§ **Problem requirements**
State only how many lines contain the string "Purity".

§ **Record set**
--------

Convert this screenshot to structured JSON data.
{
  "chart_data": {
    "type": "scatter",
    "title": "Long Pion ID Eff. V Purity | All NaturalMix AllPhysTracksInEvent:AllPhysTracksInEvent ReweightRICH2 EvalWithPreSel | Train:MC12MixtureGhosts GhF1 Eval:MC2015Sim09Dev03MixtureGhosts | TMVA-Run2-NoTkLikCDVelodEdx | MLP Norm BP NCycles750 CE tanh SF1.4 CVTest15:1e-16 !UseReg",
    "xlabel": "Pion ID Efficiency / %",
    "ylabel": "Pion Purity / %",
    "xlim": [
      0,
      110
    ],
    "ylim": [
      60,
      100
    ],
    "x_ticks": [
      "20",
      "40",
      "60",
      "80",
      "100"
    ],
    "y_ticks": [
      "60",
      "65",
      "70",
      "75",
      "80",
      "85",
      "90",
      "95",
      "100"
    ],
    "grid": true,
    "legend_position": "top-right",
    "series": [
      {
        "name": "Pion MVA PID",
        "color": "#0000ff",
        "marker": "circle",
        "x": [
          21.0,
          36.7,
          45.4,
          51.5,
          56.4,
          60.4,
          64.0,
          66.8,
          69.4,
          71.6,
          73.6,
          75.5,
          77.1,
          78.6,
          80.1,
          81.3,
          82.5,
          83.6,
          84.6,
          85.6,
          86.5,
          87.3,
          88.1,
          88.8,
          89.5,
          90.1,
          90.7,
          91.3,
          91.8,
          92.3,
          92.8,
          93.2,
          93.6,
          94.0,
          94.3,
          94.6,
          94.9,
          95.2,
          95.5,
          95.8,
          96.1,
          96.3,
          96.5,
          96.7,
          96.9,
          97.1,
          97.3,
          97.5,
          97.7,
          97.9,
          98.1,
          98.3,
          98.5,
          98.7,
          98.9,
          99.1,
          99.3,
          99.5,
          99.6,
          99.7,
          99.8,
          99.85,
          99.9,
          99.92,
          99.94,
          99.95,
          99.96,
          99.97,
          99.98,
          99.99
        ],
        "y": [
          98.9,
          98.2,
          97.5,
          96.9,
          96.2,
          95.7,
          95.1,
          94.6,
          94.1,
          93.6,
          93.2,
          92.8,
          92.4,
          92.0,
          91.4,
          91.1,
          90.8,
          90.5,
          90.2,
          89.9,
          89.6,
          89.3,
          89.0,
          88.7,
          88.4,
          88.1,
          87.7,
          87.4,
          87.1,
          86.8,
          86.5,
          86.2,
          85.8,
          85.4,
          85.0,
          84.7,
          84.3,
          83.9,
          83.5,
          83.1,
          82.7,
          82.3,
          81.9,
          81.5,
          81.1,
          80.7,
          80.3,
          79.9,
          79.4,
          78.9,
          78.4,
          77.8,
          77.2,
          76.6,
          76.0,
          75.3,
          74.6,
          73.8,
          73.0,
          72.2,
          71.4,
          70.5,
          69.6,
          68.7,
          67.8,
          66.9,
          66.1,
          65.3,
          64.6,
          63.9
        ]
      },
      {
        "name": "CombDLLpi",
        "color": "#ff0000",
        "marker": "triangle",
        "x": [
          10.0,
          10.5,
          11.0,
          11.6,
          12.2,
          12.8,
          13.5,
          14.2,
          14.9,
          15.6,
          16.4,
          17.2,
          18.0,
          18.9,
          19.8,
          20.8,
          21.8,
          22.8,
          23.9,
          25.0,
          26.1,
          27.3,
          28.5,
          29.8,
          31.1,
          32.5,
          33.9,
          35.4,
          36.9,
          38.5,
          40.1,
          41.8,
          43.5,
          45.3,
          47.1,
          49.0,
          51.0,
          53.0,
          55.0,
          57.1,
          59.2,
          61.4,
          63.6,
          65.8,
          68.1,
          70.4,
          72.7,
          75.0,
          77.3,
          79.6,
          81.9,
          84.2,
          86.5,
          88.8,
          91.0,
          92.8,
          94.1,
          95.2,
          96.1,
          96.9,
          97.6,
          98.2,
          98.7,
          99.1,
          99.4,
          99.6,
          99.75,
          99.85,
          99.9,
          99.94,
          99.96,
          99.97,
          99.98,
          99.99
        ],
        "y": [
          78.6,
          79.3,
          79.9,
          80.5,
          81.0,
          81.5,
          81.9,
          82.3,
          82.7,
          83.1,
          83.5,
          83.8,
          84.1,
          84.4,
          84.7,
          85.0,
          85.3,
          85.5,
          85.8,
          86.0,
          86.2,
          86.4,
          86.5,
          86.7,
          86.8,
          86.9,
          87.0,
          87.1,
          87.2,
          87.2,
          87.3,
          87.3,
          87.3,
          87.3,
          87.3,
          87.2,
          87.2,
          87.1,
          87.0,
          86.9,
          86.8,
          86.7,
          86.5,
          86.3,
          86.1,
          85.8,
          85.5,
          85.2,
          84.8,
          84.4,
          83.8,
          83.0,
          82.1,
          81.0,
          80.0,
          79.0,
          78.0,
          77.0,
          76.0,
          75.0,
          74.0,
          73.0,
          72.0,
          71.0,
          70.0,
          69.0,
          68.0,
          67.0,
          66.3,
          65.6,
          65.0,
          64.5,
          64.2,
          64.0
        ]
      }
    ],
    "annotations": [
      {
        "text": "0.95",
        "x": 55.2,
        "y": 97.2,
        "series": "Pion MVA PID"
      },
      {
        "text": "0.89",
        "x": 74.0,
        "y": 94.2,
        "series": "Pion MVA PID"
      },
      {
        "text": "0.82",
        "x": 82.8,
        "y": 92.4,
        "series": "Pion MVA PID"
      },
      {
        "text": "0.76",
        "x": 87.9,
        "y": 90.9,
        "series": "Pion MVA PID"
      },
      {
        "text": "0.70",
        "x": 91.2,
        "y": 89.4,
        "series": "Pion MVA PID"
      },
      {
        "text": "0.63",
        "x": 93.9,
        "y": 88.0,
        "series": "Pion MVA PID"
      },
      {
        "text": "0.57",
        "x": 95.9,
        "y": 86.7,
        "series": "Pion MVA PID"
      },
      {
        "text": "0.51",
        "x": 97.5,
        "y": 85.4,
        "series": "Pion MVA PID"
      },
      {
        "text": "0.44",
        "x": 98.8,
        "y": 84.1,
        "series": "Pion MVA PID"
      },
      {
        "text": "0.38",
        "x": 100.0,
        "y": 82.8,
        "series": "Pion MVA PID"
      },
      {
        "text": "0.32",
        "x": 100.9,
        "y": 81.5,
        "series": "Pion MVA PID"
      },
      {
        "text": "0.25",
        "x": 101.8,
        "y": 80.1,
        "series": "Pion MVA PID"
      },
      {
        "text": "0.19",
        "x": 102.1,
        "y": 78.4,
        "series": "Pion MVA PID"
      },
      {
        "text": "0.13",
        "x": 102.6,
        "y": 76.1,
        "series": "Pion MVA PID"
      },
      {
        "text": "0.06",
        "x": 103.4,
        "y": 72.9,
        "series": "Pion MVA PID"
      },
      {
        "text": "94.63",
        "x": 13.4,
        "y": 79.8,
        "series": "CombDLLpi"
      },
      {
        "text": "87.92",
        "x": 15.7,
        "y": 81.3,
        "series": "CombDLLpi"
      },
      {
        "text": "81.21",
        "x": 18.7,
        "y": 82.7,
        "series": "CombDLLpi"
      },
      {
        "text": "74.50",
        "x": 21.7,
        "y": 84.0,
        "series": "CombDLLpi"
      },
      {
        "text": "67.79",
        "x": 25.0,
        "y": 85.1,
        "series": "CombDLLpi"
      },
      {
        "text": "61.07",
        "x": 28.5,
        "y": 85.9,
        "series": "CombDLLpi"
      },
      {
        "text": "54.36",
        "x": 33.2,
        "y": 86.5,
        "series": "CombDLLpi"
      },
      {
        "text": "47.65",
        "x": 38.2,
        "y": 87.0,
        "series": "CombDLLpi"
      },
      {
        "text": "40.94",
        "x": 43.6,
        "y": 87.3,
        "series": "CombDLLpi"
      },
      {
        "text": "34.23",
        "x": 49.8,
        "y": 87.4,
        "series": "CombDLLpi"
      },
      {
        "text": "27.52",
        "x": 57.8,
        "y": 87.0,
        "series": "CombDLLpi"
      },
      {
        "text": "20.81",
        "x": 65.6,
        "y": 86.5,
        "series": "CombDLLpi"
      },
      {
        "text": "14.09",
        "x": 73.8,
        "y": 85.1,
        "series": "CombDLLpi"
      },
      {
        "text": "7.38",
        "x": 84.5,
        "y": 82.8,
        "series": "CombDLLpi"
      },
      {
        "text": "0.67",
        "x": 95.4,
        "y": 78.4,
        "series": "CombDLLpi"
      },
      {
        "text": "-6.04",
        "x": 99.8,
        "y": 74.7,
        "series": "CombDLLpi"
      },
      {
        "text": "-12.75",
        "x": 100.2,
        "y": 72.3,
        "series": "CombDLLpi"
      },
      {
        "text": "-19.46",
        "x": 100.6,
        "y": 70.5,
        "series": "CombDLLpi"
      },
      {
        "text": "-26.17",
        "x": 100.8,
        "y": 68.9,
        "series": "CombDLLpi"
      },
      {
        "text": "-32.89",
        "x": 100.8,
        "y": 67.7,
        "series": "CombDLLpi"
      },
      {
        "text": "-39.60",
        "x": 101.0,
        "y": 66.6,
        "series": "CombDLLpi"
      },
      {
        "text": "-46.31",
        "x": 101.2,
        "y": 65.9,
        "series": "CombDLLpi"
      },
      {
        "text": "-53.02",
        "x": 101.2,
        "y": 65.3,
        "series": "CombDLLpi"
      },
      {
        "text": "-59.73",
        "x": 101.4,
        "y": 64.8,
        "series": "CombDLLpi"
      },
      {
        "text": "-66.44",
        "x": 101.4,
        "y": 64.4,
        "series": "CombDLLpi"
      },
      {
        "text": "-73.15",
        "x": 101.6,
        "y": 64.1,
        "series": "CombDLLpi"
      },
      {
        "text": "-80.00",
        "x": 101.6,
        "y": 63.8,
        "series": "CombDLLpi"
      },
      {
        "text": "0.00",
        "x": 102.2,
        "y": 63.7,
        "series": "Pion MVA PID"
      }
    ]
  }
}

--------

§ **Exercise solution**
2